Provided information:
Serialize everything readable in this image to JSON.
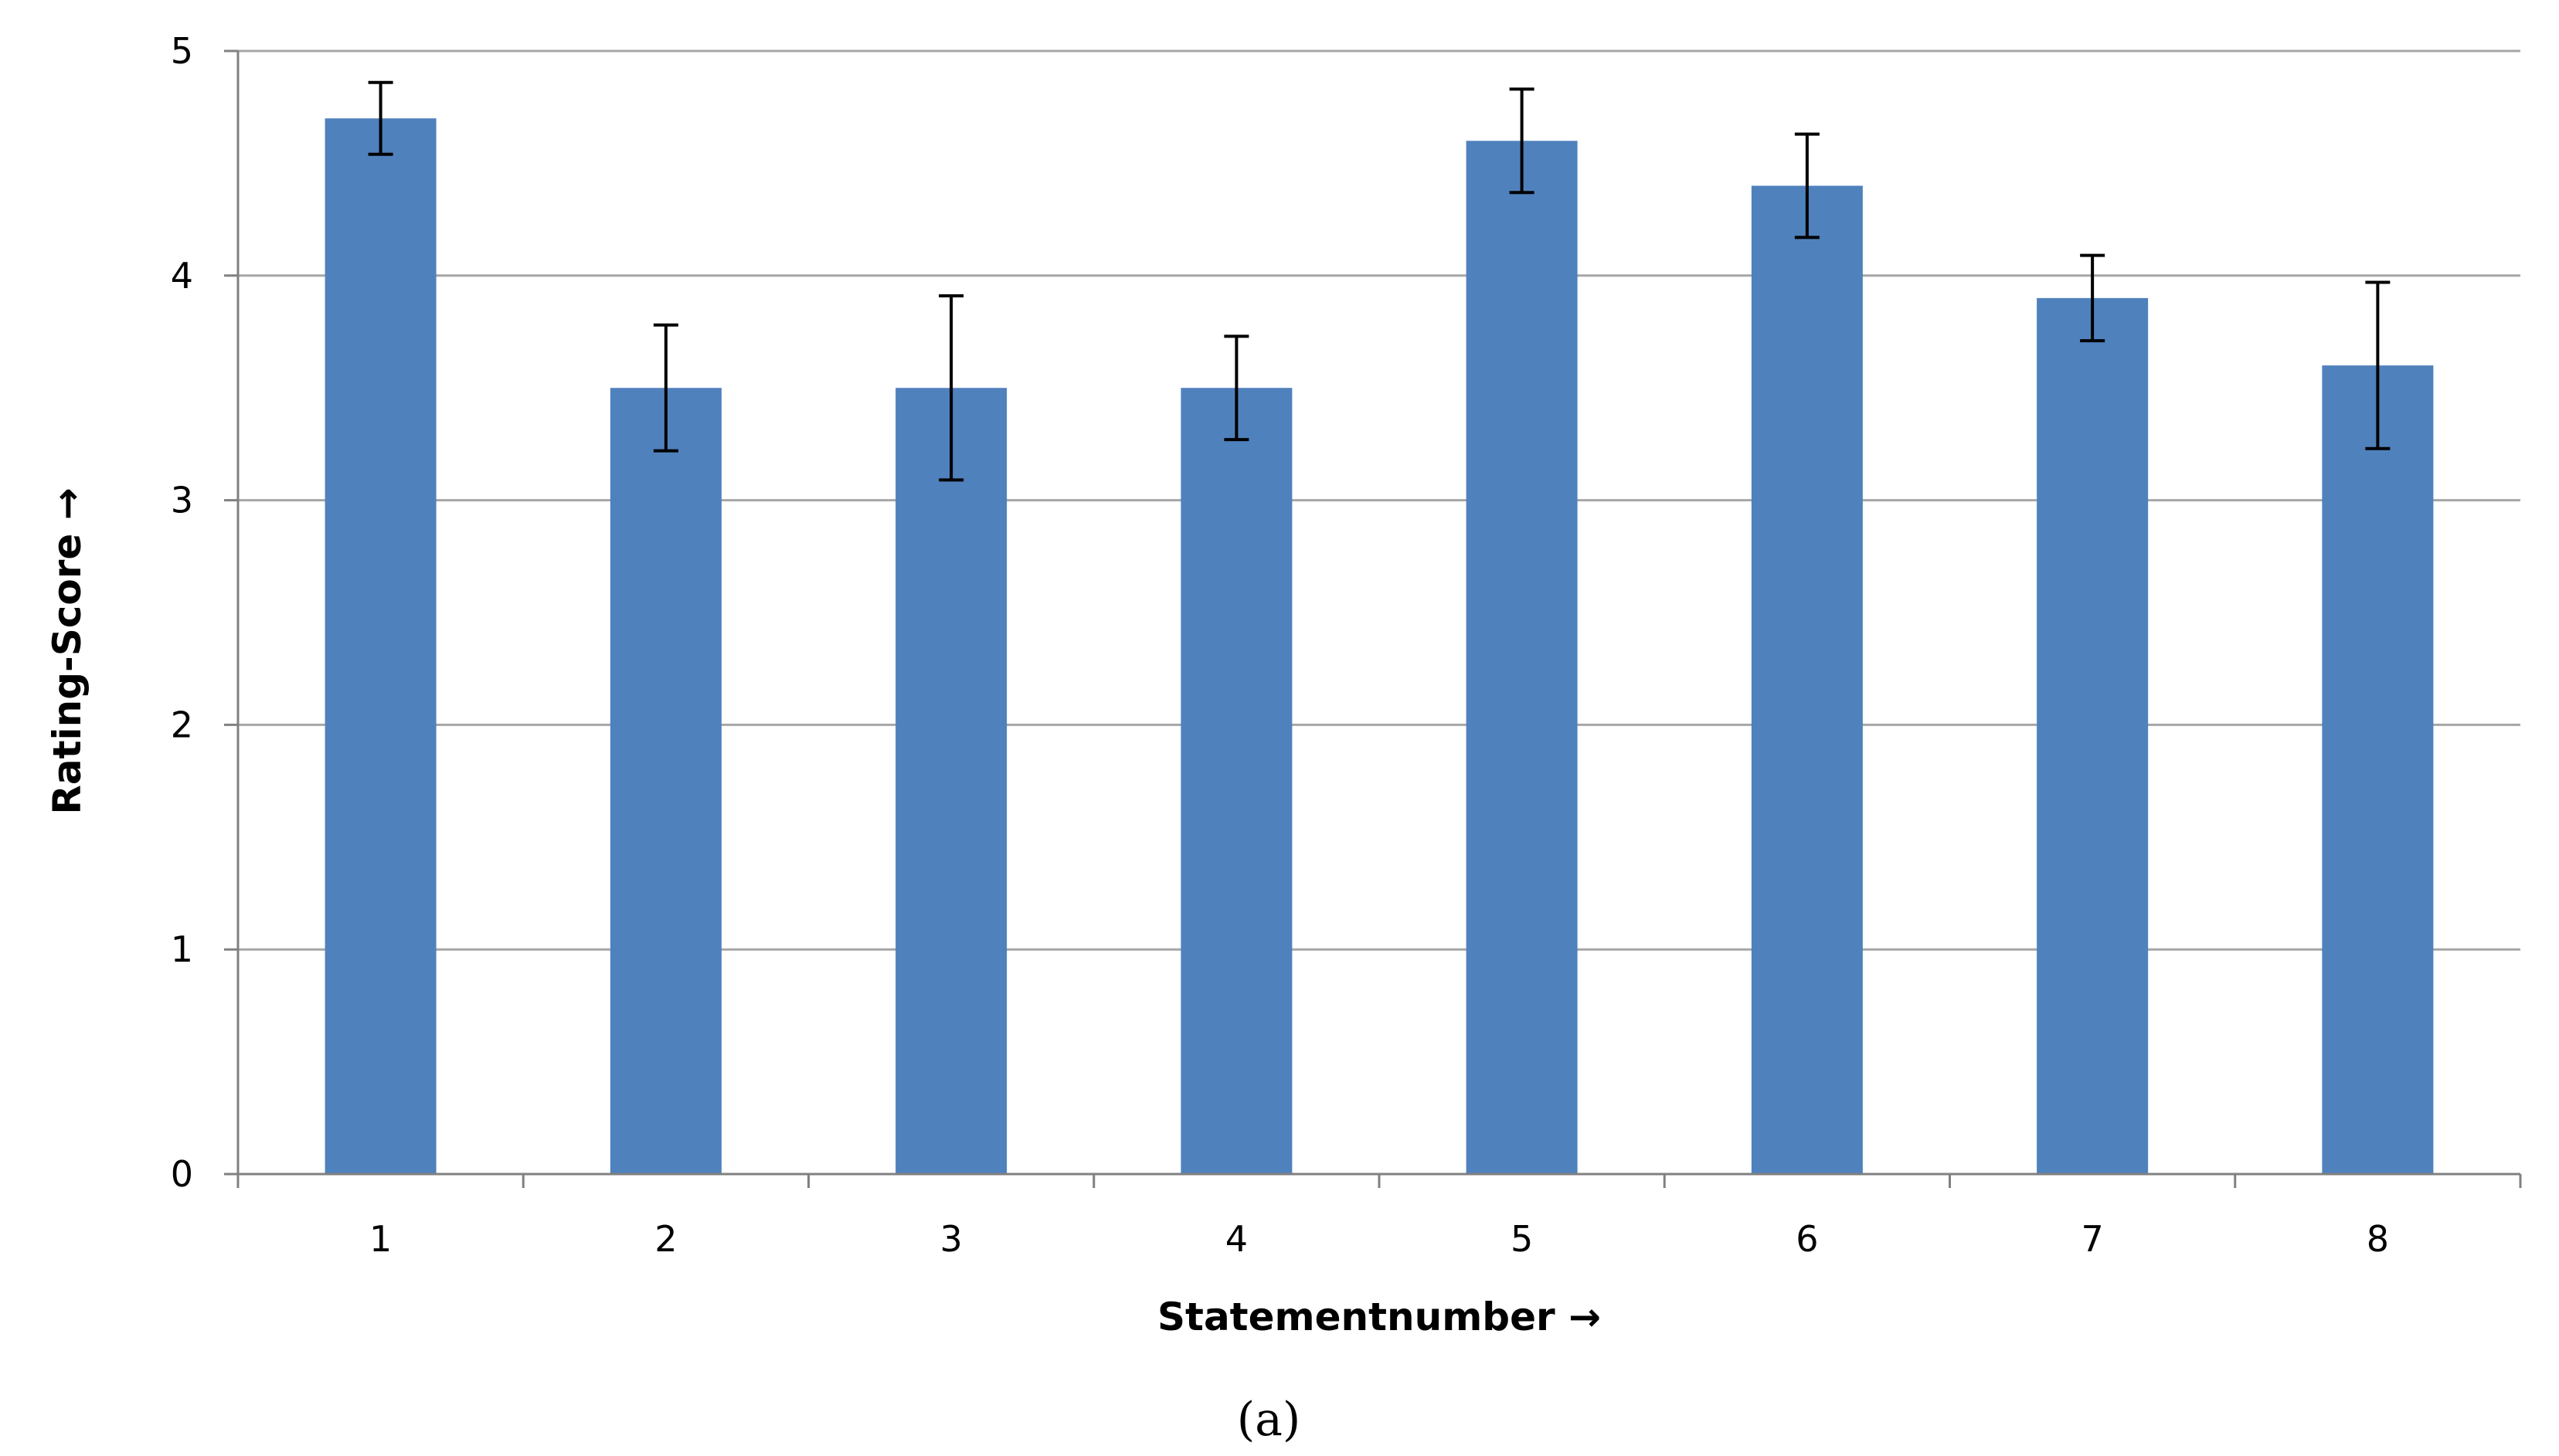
{
  "chart_data": {
    "type": "bar",
    "title": "",
    "xlabel": "Statementnumber →",
    "ylabel": "Rating-Score →",
    "categories": [
      "1",
      "2",
      "3",
      "4",
      "5",
      "6",
      "7",
      "8"
    ],
    "series": [
      {
        "values": [
          4.7,
          3.5,
          3.5,
          3.5,
          4.6,
          4.4,
          3.9,
          3.6
        ],
        "error": [
          0.16,
          0.28,
          0.41,
          0.23,
          0.23,
          0.23,
          0.19,
          0.37
        ]
      }
    ],
    "ylim": [
      0,
      5
    ],
    "yticks": [
      0,
      1,
      2,
      3,
      4,
      5
    ],
    "grid": true,
    "legend": "none",
    "colors": {
      "bar": "#4f81bd",
      "grid": "#a6a6a6",
      "axis": "#808080",
      "error_bar": "#000000"
    }
  },
  "caption": "(a)"
}
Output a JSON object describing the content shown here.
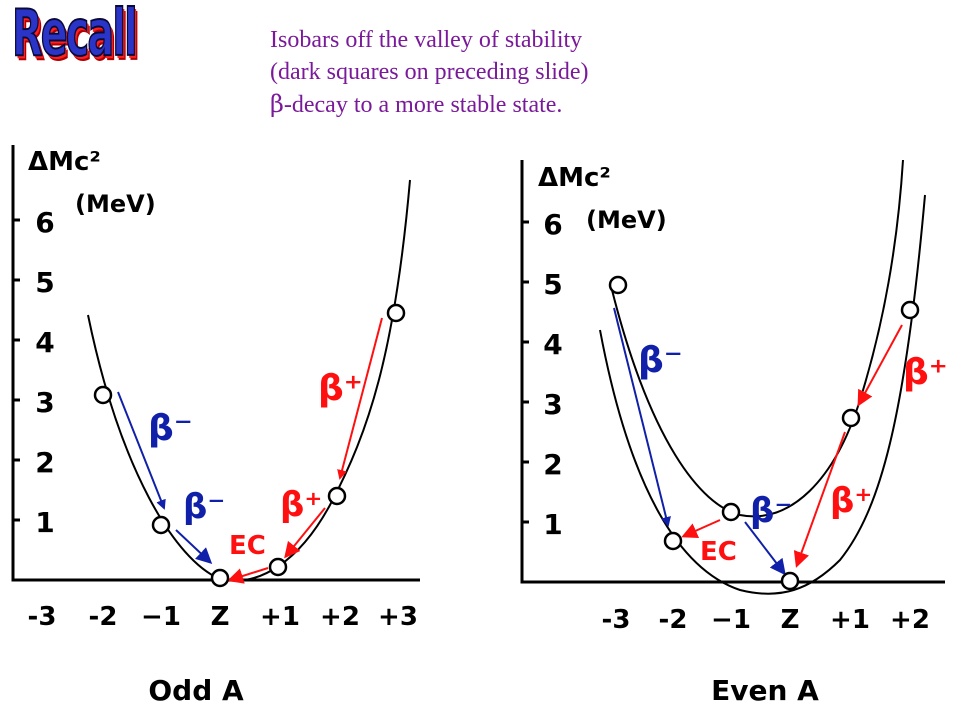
{
  "title": "Recall",
  "caption": {
    "line1": "Isobars off the valley of stability",
    "line2": "(dark squares on preceding slide)",
    "line3_symbol": "β",
    "line3_rest": "-decay to a more stable state."
  },
  "colors": {
    "blue": "#1020a8",
    "red": "#ff1010",
    "caption": "#7a1a9a"
  },
  "odd": {
    "ylabel_top": "ΔMc²",
    "ylabel_unit": "(MeV)",
    "yticks": [
      "1",
      "2",
      "3",
      "4",
      "5",
      "6"
    ],
    "xticks": [
      "-3",
      "-2",
      "−1",
      "Z",
      "+1",
      "+2",
      "+3"
    ],
    "xlabel": "Odd A",
    "labels": {
      "bm1": "β⁻",
      "bm2": "β⁻",
      "bp1": "β⁺",
      "bp2": "β⁺",
      "ec": "EC"
    }
  },
  "even": {
    "ylabel_top": "ΔMc²",
    "ylabel_unit": "(MeV)",
    "yticks": [
      "1",
      "2",
      "3",
      "4",
      "5",
      "6"
    ],
    "xticks": [
      "-3",
      "-2",
      "−1",
      "Z",
      "+1",
      "+2"
    ],
    "xlabel": "Even A",
    "labels": {
      "bm1": "β⁻",
      "bm2": "β⁻",
      "bp1": "β⁺",
      "bp2": "β⁺",
      "ec": "EC"
    }
  }
}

What is asked:
Give the data above again in full and unchanged, skipping the pictures.

Output:
Serialize everything readable in this image to JSON.
{
  "chart_data": {
    "type": "bar",
    "title": "",
    "xlabel": "Statementnumber →",
    "ylabel": "Rating-Score →",
    "categories": [
      "1",
      "2",
      "3",
      "4",
      "5",
      "6",
      "7",
      "8"
    ],
    "series": [
      {
        "values": [
          4.7,
          3.5,
          3.5,
          3.5,
          4.6,
          4.4,
          3.9,
          3.6
        ],
        "error": [
          0.16,
          0.28,
          0.41,
          0.23,
          0.23,
          0.23,
          0.19,
          0.37
        ]
      }
    ],
    "ylim": [
      0,
      5
    ],
    "yticks": [
      0,
      1,
      2,
      3,
      4,
      5
    ],
    "grid": true,
    "legend": "none",
    "colors": {
      "bar": "#4f81bd",
      "grid": "#a6a6a6",
      "axis": "#808080",
      "error_bar": "#000000"
    }
  },
  "caption": "(a)"
}
Output a JSON object describing the content shown here.
{
  "title": "Recall",
  "caption": {
    "line1": "Isobars off the valley of stability",
    "line2": "(dark squares on preceding slide)",
    "line3_symbol": "β",
    "line3_rest": "-decay to a more stable state."
  },
  "colors": {
    "blue": "#1020a8",
    "red": "#ff1010",
    "caption": "#7a1a9a"
  },
  "odd": {
    "ylabel_top": "ΔMc²",
    "ylabel_unit": "(MeV)",
    "yticks": [
      "1",
      "2",
      "3",
      "4",
      "5",
      "6"
    ],
    "xticks": [
      "-3",
      "-2",
      "−1",
      "Z",
      "+1",
      "+2",
      "+3"
    ],
    "xlabel": "Odd A",
    "labels": {
      "bm1": "β⁻",
      "bm2": "β⁻",
      "bp1": "β⁺",
      "bp2": "β⁺",
      "ec": "EC"
    }
  },
  "even": {
    "ylabel_top": "ΔMc²",
    "ylabel_unit": "(MeV)",
    "yticks": [
      "1",
      "2",
      "3",
      "4",
      "5",
      "6"
    ],
    "xticks": [
      "-3",
      "-2",
      "−1",
      "Z",
      "+1",
      "+2"
    ],
    "xlabel": "Even A",
    "labels": {
      "bm1": "β⁻",
      "bm2": "β⁻",
      "bp1": "β⁺",
      "bp2": "β⁺",
      "ec": "EC"
    }
  }
}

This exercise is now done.